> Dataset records
____________

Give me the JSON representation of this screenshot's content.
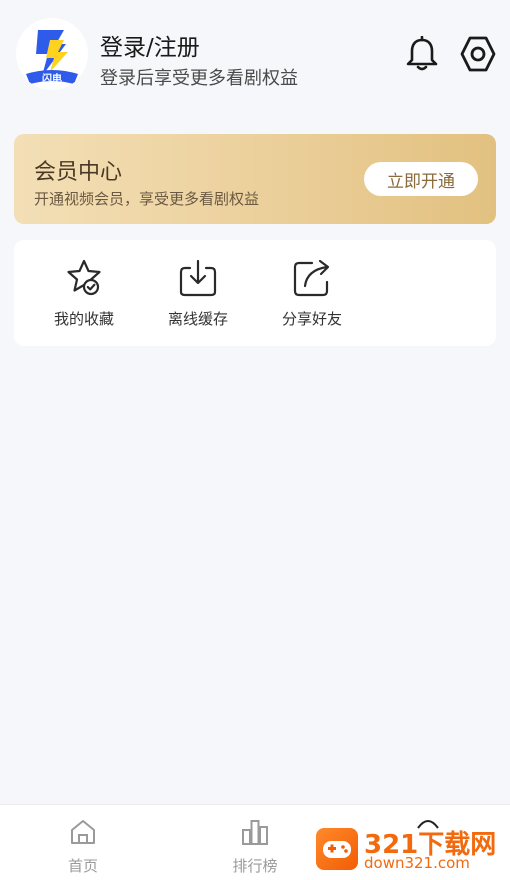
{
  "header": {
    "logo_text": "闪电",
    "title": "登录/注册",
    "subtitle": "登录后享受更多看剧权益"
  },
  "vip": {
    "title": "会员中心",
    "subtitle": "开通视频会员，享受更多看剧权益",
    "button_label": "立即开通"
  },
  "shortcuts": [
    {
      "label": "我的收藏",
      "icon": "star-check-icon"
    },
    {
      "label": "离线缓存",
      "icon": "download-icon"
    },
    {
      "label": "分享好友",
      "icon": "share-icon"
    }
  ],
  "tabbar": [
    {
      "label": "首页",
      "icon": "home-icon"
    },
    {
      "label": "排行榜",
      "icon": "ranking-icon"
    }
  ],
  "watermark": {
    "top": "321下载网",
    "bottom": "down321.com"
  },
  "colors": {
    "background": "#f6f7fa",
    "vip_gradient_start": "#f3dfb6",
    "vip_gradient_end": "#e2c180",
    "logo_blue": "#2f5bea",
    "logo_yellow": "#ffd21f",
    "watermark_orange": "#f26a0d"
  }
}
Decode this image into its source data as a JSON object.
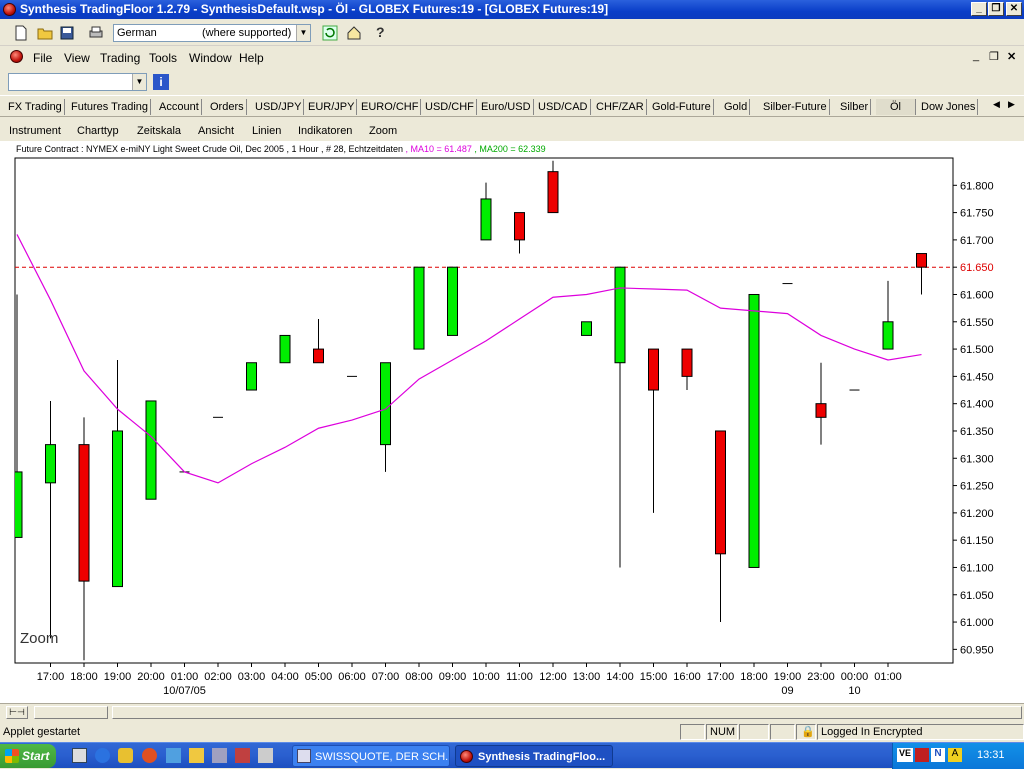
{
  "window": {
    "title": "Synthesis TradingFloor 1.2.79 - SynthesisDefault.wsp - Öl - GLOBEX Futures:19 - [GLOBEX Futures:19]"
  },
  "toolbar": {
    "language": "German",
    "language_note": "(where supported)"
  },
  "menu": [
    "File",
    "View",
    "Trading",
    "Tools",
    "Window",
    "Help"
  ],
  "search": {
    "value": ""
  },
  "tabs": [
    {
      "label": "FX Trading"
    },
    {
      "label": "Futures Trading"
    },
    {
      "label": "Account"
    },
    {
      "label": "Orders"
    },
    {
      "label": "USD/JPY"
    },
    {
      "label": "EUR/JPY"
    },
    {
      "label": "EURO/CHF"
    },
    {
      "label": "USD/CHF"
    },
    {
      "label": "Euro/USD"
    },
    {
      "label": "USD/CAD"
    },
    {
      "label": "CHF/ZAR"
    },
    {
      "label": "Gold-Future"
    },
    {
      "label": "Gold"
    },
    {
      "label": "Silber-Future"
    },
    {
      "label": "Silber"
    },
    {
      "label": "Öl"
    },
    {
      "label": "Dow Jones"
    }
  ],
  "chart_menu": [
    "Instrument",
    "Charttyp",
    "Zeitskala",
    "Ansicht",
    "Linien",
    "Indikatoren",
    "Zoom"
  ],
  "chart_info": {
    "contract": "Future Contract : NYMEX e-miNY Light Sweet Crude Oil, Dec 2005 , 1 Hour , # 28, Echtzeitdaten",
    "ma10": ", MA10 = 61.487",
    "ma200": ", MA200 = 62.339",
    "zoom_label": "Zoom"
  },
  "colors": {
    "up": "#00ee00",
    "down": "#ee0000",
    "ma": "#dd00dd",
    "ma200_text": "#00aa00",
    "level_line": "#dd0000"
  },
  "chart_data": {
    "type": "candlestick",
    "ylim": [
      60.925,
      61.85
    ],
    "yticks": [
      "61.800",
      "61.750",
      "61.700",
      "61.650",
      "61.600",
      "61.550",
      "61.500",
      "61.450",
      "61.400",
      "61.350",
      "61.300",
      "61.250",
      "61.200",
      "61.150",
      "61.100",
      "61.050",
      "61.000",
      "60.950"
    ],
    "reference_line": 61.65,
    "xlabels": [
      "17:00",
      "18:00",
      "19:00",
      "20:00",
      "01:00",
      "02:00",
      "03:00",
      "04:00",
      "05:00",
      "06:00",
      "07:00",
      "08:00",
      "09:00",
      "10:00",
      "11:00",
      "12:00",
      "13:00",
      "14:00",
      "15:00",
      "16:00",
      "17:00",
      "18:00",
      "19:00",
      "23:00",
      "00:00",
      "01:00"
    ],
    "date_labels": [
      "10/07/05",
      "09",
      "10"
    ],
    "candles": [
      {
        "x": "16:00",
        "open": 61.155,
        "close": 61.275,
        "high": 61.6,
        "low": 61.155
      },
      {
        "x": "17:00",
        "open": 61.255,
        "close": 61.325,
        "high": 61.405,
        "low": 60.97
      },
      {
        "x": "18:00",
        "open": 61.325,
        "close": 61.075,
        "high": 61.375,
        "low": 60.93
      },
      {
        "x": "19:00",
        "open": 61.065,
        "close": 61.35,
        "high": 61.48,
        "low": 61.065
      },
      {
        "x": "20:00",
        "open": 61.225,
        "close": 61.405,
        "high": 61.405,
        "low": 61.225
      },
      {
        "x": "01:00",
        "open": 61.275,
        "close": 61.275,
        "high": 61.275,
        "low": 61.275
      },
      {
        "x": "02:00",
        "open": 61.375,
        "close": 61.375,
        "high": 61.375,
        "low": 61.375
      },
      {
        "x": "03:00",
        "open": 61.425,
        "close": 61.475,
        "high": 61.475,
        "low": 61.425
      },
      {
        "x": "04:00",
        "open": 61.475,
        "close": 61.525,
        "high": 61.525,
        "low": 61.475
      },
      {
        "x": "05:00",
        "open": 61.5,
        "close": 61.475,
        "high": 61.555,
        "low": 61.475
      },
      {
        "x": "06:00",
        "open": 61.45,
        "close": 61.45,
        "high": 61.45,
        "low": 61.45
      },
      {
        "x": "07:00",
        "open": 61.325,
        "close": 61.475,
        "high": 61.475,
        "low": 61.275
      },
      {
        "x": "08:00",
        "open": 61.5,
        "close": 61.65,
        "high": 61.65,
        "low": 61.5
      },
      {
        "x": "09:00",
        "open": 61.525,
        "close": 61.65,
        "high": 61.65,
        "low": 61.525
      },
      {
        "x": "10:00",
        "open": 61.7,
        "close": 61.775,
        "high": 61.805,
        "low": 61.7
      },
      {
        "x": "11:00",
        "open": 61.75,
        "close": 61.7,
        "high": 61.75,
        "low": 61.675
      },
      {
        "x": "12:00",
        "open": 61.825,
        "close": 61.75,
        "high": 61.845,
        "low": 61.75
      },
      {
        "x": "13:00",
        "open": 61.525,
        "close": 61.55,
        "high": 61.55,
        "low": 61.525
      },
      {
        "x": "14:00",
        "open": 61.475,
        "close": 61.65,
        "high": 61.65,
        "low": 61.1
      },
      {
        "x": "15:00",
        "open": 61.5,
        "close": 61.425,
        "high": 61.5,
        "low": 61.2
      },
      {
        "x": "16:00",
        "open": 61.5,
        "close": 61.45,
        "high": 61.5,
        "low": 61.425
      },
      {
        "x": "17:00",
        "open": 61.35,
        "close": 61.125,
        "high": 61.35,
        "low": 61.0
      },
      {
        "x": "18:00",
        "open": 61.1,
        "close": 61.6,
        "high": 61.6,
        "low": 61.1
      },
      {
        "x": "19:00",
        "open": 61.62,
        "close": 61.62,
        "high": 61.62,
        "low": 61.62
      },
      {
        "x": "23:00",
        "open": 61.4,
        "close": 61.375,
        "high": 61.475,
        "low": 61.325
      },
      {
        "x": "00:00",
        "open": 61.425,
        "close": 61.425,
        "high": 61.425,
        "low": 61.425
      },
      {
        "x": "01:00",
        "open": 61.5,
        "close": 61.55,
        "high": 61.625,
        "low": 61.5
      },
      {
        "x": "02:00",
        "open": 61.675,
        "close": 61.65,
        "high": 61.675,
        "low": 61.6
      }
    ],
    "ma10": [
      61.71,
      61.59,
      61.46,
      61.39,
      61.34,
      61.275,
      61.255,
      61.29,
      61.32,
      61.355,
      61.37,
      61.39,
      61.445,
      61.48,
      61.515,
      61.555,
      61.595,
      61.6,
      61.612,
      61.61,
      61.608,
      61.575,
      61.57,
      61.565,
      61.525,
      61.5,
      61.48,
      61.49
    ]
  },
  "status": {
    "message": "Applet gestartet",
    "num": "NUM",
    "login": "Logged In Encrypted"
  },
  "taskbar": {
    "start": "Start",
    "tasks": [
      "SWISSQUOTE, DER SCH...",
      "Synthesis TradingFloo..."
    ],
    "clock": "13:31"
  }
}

____________

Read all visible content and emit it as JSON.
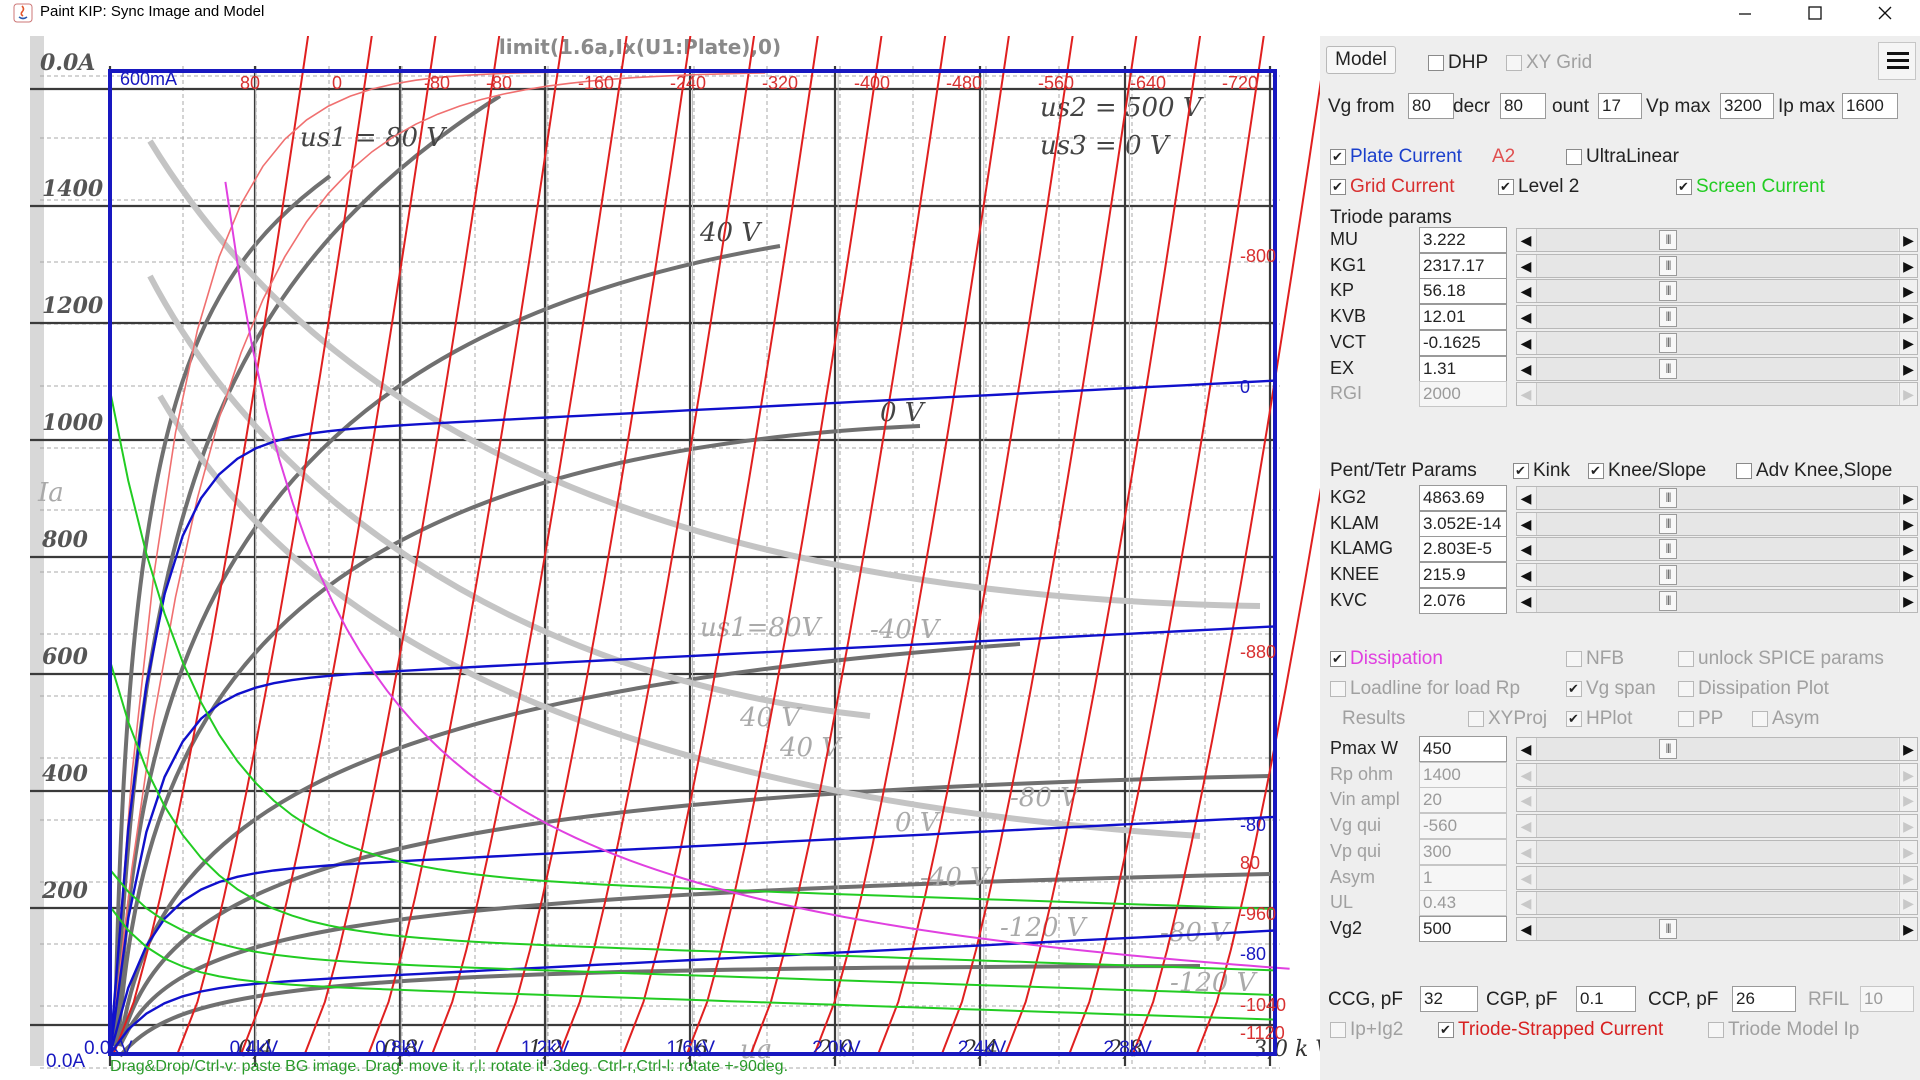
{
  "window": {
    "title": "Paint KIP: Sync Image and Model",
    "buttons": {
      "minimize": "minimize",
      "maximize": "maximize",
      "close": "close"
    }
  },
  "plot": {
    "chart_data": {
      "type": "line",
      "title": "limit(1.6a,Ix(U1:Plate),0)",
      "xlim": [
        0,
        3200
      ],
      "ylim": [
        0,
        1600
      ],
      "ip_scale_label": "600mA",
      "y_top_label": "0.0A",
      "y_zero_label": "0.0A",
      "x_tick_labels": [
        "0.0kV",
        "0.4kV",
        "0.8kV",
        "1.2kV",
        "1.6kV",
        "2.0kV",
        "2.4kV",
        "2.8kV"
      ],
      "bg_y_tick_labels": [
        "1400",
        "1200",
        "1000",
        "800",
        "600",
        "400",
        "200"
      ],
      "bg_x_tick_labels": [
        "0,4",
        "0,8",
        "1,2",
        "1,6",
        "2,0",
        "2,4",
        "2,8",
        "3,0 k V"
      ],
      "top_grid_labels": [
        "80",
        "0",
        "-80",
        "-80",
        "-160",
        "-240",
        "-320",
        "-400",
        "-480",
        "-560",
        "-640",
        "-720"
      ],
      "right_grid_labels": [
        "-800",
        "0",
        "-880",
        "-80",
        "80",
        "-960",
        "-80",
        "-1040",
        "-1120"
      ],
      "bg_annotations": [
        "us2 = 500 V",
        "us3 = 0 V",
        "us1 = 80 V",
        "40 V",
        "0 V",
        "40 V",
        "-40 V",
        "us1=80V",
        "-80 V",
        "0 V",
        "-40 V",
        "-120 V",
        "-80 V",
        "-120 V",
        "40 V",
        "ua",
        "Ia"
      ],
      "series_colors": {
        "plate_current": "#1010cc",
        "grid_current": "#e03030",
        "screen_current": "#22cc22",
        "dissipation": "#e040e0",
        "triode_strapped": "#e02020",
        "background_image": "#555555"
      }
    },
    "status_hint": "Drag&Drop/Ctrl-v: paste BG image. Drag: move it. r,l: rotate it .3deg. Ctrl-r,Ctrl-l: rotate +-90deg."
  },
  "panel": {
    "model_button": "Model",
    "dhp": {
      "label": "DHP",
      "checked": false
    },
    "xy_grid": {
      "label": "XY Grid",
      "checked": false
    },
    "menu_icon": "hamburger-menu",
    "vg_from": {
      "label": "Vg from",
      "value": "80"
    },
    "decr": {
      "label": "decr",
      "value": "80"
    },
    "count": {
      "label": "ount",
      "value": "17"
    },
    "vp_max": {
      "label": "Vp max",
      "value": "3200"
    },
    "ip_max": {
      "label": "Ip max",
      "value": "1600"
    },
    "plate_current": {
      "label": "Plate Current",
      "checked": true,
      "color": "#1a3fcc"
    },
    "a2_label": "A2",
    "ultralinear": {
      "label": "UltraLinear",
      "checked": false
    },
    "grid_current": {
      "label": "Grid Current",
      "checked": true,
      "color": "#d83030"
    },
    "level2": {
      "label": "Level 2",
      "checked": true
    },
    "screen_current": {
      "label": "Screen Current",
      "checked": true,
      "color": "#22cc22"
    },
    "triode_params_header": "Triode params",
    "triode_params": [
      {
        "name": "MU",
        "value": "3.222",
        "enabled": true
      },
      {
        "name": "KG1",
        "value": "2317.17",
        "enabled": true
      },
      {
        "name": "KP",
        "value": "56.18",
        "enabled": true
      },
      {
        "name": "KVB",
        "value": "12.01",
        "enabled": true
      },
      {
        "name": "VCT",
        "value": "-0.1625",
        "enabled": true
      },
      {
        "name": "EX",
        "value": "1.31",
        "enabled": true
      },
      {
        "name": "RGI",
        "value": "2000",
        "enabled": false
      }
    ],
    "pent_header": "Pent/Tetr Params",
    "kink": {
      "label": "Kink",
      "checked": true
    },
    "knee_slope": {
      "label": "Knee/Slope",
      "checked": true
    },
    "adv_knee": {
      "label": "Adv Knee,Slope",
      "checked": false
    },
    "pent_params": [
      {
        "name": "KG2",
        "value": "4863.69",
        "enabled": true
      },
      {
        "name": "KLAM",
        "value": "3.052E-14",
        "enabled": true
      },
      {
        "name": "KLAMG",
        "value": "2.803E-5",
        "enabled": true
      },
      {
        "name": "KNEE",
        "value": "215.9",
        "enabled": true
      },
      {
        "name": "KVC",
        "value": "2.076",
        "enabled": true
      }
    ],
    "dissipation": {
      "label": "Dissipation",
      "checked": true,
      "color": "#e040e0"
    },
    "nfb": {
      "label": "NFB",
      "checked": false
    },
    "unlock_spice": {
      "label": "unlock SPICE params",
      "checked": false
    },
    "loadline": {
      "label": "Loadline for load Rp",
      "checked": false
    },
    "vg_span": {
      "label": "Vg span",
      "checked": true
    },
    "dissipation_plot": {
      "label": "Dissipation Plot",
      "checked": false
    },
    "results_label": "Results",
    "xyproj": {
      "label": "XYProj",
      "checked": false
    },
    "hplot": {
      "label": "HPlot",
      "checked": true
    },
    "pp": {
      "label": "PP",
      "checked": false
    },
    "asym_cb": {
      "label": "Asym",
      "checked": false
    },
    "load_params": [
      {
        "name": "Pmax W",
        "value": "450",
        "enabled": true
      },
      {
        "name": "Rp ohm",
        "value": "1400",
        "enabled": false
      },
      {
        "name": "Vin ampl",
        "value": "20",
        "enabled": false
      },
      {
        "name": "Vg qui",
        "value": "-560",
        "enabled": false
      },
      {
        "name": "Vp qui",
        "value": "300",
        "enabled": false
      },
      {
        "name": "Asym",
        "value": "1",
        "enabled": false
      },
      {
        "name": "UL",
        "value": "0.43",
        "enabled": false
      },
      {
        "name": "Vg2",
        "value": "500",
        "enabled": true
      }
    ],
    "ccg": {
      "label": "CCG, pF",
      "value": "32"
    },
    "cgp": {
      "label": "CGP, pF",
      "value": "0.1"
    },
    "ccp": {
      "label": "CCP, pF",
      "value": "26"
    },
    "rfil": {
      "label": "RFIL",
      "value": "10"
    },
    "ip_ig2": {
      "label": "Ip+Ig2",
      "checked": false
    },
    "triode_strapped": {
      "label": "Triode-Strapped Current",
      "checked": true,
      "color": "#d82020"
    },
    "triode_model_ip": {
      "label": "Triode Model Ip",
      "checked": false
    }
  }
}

____________

How many of the listing's lines contain "this"? Respond with a single number and nothing else.

2